Source records:
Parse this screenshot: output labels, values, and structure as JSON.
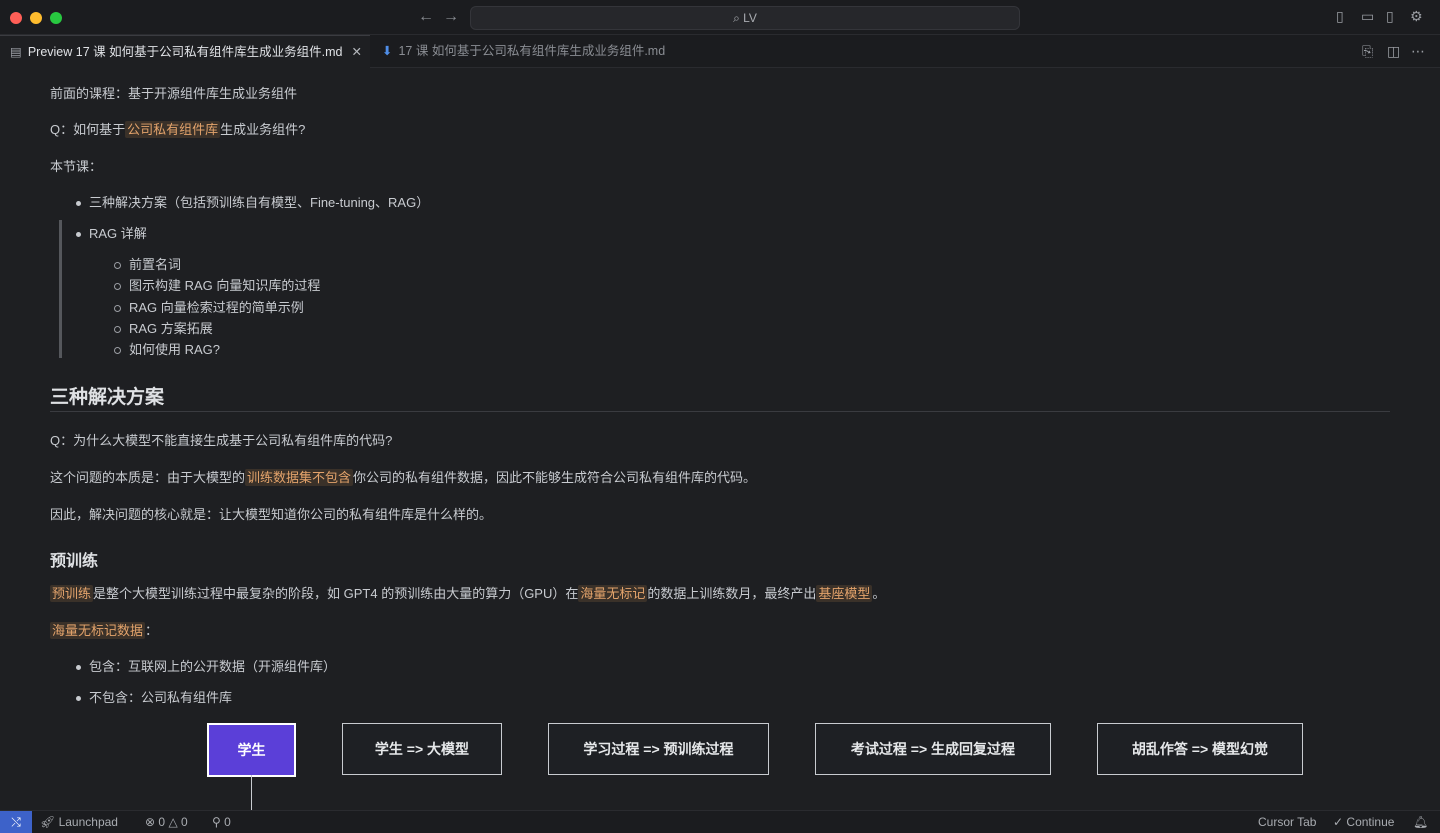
{
  "window": {
    "search_text": "LV",
    "nav_back_icon": "←",
    "nav_forward_icon": "→"
  },
  "tabs": [
    {
      "label": "Preview 17 课 如何基于公司私有组件库生成业务组件.md",
      "active": true
    },
    {
      "label": "17 课 如何基于公司私有组件库生成业务组件.md",
      "active": false
    }
  ],
  "doc": {
    "intro": "前面的课程：基于开源组件库生成业务组件",
    "q1_prefix": "Q：如何基于",
    "q1_hl": "公司私有组件库",
    "q1_suffix": "生成业务组件?",
    "section_label": "本节课：",
    "bullets": [
      "三种解决方案（包括预训练自有模型、Fine-tuning、RAG）",
      "RAG 详解"
    ],
    "sub_bullets": [
      "前置名词",
      "图示构建 RAG 向量知识库的过程",
      "RAG 向量检索过程的简单示例",
      "RAG 方案拓展",
      "如何使用 RAG?"
    ],
    "h2": "三种解决方案",
    "q2": "Q：为什么大模型不能直接生成基于公司私有组件库的代码?",
    "essence_prefix": "这个问题的本质是：由于大模型的",
    "essence_hl": "训练数据集不包含",
    "essence_suffix": "你公司的私有组件数据，因此不能够生成符合公司私有组件库的代码。",
    "core": "因此，解决问题的核心就是：让大模型知道你公司的私有组件库是什么样的。",
    "h3": "预训练",
    "pt_hl1": "预训练",
    "pt_text1": "是整个大模型训练过程中最复杂的阶段，如 GPT4 的预训练由大量的算力（GPU）在",
    "pt_hl2": "海量无标记",
    "pt_text2": "的数据上训练数月，最终产出",
    "pt_hl3": "基座模型",
    "pt_text3": "。",
    "data_hl": "海量无标记数据",
    "data_colon": "：",
    "data_bullets": [
      "包含：互联网上的公开数据（开源组件库）",
      "不包含：公司私有组件库"
    ]
  },
  "diagram": {
    "nodes": [
      "学生",
      "学生 => 大模型",
      "学习过程 => 预训练过程",
      "考试过程 => 生成回复过程",
      "胡乱作答 => 模型幻觉"
    ],
    "primary_color": "#5b3fd8"
  },
  "statusbar": {
    "launchpad": "Launchpad",
    "errors": "0",
    "warnings": "0",
    "ports": "0",
    "cursor_tab": "Cursor Tab",
    "continue": "Continue"
  }
}
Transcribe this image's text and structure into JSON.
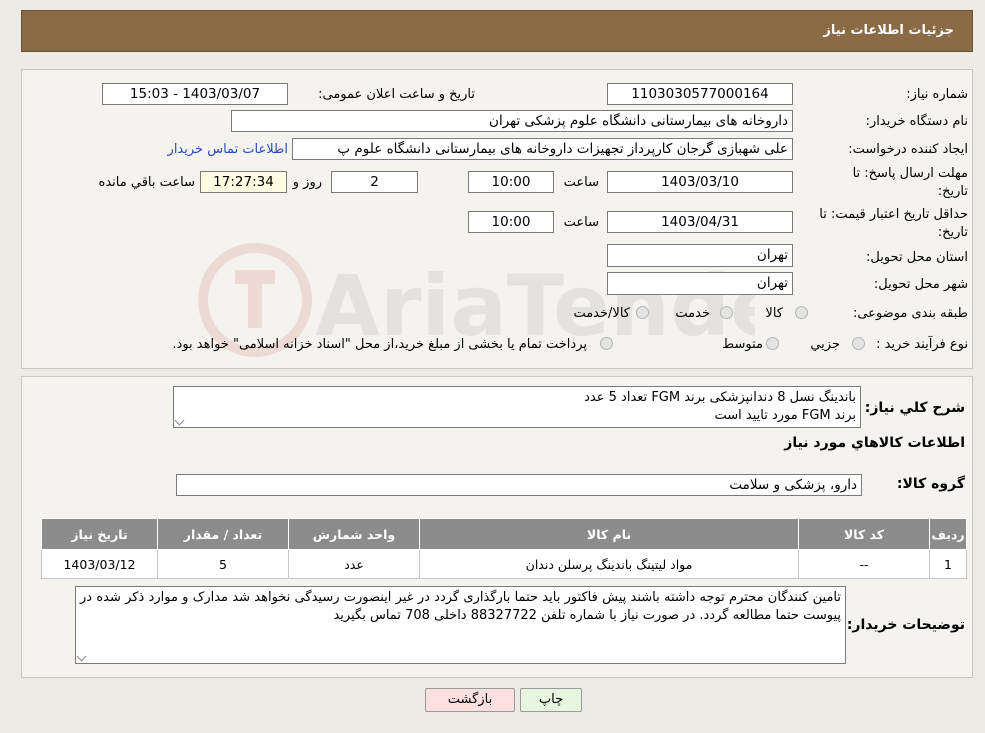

GOAL: Whichever lines contain the string "JSON", select and copy them.

REPLY:
Parse this screenshot: output labels, values, and structure as JSON.
Transcribe this image's text and structure into JSON.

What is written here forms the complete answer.